Data excerpts:
%%
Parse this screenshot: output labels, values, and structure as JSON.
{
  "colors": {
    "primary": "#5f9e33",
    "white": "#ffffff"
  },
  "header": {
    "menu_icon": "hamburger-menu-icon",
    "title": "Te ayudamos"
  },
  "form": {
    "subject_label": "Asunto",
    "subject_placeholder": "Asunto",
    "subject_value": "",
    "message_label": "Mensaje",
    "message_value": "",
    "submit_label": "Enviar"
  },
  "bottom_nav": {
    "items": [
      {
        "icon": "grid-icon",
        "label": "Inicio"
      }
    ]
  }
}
%%
Exercise task:
Extract all of the data shown above and repeat it verbatim.

Exercise result:
Parse this screenshot: output labels, values, and structure as JSON.
{
  "colors": {
    "primary": "#5f9e33",
    "white": "#ffffff"
  },
  "header": {
    "menu_icon": "hamburger-menu-icon",
    "title": "Te ayudamos"
  },
  "form": {
    "subject_label": "Asunto",
    "subject_placeholder": "Asunto",
    "subject_value": "",
    "message_label": "Mensaje",
    "message_value": "",
    "submit_label": "Enviar"
  },
  "bottom_nav": {
    "items": [
      {
        "icon": "grid-icon",
        "label": "Inicio"
      }
    ]
  }
}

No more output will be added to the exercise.